## Job 1
Arrange the records as a numbered list, leaving out blank lines and covering only the lines from the one containing "bar-value-label: 10 — [340, 214, 355, 228]" through the one containing "y-tick-label: 15 — [41, 112, 55, 125]", both included.

## Given text
* * * * *

This is just plain wrong. Something about the way the interface for MT 4.21 works means that the spell check button on my Google Toolbar doesn’t work on the entry editing screen anymore.
If you’ve been around here long at all you’ll know that this is not good, not good at all.
Get raedy for some mesed up spellign. 😛
This is my first post since the upgrade. If you’re reading this, then the upgrade went well, or at least so far. I had expected more trouble than I got.
Thus far, I’ve upgraded MT and loaded the Right Fields to Custom Fields plugin. The upgrade went smoothly and Chad’s plugin was easy and effective. My RF data came in flawlessly into CF. I expected that to break every entry with an image and It did, but only briefly. Thankfully, when I set up RF, I had the foresight to set up the template code for placing the images in it’s own template module. That made it easy to replace the RF tags with CF tags. In fact, I was able to do that before rebuilding my blog. Easy.
Next, I upgraded Notifier, the plugin that powers the email notifications that some of you get. This plugin is by Chad Everett as well, and the upgrade was also straightforward. However, the way the notification signup works has changed, so the form at left will not work for now. But, for reasons I’ll explain in a minute, I can’t update that left column yet.

* * * * *

## Data provided

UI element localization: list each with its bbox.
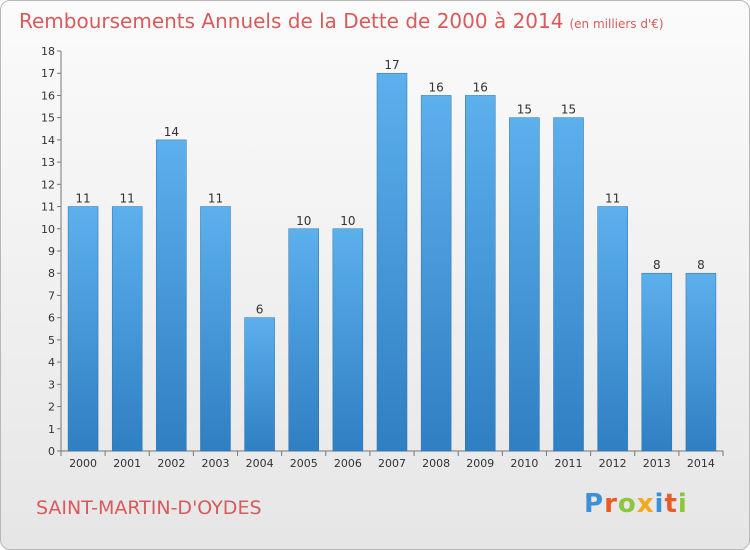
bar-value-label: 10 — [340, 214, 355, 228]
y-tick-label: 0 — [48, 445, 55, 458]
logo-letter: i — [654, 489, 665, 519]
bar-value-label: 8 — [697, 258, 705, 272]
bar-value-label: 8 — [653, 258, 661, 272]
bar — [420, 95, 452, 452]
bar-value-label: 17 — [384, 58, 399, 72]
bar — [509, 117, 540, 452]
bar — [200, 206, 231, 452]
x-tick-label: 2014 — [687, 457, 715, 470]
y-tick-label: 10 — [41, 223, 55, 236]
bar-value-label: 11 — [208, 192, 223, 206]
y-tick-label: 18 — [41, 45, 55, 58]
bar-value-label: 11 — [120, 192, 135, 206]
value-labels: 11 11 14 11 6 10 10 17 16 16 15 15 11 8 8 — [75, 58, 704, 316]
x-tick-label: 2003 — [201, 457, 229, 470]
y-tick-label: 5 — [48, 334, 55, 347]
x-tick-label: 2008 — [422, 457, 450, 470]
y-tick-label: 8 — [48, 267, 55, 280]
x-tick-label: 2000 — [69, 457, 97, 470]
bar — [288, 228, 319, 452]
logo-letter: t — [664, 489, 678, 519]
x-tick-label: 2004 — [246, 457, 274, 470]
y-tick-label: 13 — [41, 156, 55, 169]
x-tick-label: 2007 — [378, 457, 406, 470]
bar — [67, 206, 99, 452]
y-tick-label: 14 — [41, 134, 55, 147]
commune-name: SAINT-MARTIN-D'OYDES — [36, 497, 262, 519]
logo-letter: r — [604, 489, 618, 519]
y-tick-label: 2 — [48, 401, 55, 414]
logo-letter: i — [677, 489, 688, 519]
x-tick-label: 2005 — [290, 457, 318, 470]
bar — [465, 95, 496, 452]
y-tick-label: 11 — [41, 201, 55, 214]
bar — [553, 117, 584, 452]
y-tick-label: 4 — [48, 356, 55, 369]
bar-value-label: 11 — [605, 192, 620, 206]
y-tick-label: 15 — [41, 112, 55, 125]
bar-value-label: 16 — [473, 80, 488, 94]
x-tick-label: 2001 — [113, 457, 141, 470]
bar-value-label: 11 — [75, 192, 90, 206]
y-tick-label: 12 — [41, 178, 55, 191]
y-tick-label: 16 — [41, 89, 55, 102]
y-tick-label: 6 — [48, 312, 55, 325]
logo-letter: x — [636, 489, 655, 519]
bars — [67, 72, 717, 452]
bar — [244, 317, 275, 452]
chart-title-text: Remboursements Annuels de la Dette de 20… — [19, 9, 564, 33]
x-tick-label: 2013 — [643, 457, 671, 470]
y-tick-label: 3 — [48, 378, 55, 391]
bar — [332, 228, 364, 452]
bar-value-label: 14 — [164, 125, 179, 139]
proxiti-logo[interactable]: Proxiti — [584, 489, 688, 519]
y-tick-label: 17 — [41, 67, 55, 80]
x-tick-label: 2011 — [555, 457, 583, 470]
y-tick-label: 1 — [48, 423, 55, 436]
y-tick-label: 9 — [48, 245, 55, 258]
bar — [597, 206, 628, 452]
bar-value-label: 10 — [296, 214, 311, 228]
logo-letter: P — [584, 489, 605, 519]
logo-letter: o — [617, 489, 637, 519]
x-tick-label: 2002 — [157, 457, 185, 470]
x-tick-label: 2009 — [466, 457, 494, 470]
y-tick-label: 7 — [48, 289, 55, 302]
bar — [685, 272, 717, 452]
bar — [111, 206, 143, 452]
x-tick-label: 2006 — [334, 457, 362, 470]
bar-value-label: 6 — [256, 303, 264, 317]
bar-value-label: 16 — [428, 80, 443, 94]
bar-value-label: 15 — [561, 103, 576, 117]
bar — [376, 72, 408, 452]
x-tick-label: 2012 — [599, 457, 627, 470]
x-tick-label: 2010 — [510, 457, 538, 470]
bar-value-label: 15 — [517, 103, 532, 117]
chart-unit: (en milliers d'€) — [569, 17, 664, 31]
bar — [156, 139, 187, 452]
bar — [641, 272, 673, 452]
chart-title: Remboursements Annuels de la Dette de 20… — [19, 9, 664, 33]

* * * * *

## Job 2
In the blog post about the upgrade, condense the paragraph beginning "Thus far, I've upgraded MT" into a short bulleted list that keeps its main facts.

## Exercise response 1
1. bar-value-label: 10 — [340, 214, 355, 228]
2. y-tick-label: 0 — [48, 445, 55, 458]
3. logo-letter: i — [654, 489, 665, 519]
4. bar-value-label: 8 — [697, 258, 705, 272]
5. bar-value-label: 8 — [653, 258, 661, 272]
6. bar — [420, 95, 452, 452]
7. bar-value-label: 17 — [384, 58, 399, 72]
8. bar — [509, 117, 540, 452]
9. bar — [200, 206, 231, 452]
10. x-tick-label: 2014 — [687, 457, 715, 470]
11. y-tick-label: 10 — [41, 223, 55, 236]
12. bar-value-label: 11 — [208, 192, 223, 206]
13. y-tick-label: 18 — [41, 45, 55, 58]
14. bar-value-label: 11 — [120, 192, 135, 206]
15. value-labels: 11 11 14 11 6 10 10 17 16 16 15 15 11 8 8 — [75, 58, 704, 316]
16. x-tick-label: 2003 — [201, 457, 229, 470]
17. y-tick-label: 5 — [48, 334, 55, 347]
18. x-tick-label: 2008 — [422, 457, 450, 470]
19. y-tick-label: 8 — [48, 267, 55, 280]
20. x-tick-label: 2000 — [69, 457, 97, 470]
21. bar — [288, 228, 319, 452]
22. logo-letter: t — [664, 489, 678, 519]
23. x-tick-label: 2004 — [246, 457, 274, 470]
24. y-tick-label: 13 — [41, 156, 55, 169]
25. x-tick-label: 2007 — [378, 457, 406, 470]
26. bar — [67, 206, 99, 452]
27. y-tick-label: 14 — [41, 134, 55, 147]
28. commune-name: SAINT-MARTIN-D'OYDES — [36, 497, 262, 519]
29. logo-letter: r — [604, 489, 618, 519]
30. y-tick-label: 2 — [48, 401, 55, 414]
31. logo-letter: i — [677, 489, 688, 519]
32. x-tick-label: 2005 — [290, 457, 318, 470]
33. bar — [465, 95, 496, 452]
34. y-tick-label: 11 — [41, 201, 55, 214]
35. bar — [553, 117, 584, 452]
36. y-tick-label: 4 — [48, 356, 55, 369]
37. bar-value-label: 11 — [605, 192, 620, 206]
38. y-tick-label: 15 — [41, 112, 55, 125]

## Exercise response 2
- MT was upgraded and the Right Fields to Custom Fields plugin was loaded. The upgrade went smoothly, and Chad's plugin was easy and effective.
- The RF data came into CF flawlessly.
- Every entry with an image broke as expected, but only briefly.
- The template code for placing the images had been set up in its own template module, so replacing the RF tags with CF tags was easy and was done before the blog was rebuilt.